**Stated exercise:**
In the entries below, find every line holding the string "data" and collect it.

**Listed entries:**
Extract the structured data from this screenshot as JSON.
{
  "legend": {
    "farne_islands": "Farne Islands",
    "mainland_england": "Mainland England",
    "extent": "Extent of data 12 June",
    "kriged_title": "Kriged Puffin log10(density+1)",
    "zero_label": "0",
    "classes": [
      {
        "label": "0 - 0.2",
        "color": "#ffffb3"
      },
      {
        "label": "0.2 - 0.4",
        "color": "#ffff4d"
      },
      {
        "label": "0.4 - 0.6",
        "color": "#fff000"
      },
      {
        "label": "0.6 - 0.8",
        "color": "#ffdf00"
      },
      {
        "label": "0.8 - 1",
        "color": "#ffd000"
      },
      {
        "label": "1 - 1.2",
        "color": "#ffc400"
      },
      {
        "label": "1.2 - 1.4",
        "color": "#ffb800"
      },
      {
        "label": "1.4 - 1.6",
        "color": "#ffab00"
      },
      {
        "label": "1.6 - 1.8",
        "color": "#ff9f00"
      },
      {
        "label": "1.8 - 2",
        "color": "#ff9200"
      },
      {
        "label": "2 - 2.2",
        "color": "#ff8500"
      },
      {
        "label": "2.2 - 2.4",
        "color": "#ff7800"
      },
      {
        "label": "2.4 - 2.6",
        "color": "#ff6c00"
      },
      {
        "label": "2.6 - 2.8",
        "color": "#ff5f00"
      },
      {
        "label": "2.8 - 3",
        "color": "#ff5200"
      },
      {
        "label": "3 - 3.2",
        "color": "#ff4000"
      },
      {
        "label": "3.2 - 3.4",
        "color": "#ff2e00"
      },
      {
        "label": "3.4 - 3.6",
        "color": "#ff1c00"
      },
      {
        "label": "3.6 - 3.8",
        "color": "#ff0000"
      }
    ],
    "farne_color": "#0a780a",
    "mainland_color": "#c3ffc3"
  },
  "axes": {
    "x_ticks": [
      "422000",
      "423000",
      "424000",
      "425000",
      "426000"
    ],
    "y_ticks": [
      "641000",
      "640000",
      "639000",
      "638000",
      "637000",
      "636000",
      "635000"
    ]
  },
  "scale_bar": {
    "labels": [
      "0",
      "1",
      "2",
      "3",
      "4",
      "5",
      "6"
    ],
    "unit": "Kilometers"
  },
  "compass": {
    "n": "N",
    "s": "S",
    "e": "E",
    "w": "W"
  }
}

**Written reply:**
Extract the structured data from this screenshot as JSON.
    "extent": "Extent of data 12 June",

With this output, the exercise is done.